# The problem
Extract the full set of records that follows, word for word.

== Provided entries ==

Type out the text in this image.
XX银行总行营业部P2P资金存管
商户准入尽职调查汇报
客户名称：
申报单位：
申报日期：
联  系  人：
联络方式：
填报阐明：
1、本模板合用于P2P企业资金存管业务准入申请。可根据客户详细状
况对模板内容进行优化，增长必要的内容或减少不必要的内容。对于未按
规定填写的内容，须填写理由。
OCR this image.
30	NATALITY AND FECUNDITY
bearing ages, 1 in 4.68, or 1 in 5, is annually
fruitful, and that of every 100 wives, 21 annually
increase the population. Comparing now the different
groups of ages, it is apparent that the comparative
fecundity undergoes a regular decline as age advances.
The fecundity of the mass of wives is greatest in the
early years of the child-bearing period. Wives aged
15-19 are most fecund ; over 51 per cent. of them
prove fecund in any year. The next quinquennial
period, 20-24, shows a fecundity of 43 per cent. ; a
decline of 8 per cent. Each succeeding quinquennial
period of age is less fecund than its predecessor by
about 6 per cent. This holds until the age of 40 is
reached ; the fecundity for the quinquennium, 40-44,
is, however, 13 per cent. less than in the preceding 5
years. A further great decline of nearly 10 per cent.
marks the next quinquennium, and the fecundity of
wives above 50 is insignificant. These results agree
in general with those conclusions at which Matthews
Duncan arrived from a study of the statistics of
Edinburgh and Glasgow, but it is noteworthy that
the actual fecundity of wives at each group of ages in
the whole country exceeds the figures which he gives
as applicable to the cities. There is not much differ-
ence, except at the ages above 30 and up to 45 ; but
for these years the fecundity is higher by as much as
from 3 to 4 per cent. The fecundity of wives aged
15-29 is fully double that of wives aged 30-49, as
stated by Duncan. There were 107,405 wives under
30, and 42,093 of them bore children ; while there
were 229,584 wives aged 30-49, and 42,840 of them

===

# Answer to this exercise
Type out the text in this image.
XX银行总行营业部P2P资金存管
商户准入尽职调查汇报
客户名称：
申报单位：
申报日期：
联  系  人：
联络方式：
填报阐明：
1、本模板合用于P2P企业资金存管业务准入申请。可根据客户详细状
况对模板内容进行优化，增长必要的内容或减少不必要的内容。对于未按
规定填写的内容，须填写理由。
OCR this image.
30	NATALITY AND FECUNDITY
bearing ages, 1 in 4.68, or 1 in 5, is annually
fruitful, and that of every 100 wives, 21 annually
increase the population. Comparing now the different
groups of ages, it is apparent that the comparative
fecundity undergoes a regular decline as age advances.
The fecundity of the mass of wives is greatest in the
early years of the child-bearing period. Wives aged
15-19 are most fecund ; over 51 per cent. of them
prove fecund in any year. The next quinquennial
period, 20-24, shows a fecundity of 43 per cent. ; a
decline of 8 per cent. Each succeeding quinquennial
period of age is less fecund than its predecessor by
about 6 per cent. This holds until the age of 40 is
reached ; the fecundity for the quinquennium, 40-44,
is, however, 13 per cent. less than in the preceding 5
years. A further great decline of nearly 10 per cent.
marks the next quinquennium, and the fecundity of
wives above 50 is insignificant. These results agree
in general with those conclusions at which Matthews
Duncan arrived from a study of the statistics of
Edinburgh and Glasgow, but it is noteworthy that
the actual fecundity of wives at each group of ages in
the whole country exceeds the figures which he gives
as applicable to the cities. There is not much differ-
ence, except at the ages above 30 and up to 45 ; but
for these years the fecundity is higher by as much as
from 3 to 4 per cent. The fecundity of wives aged
15-29 is fully double that of wives aged 30-49, as
stated by Duncan. There were 107,405 wives under
30, and 42,093 of them bore children ; while there
were 229,584 wives aged 30-49, and 42,840 of them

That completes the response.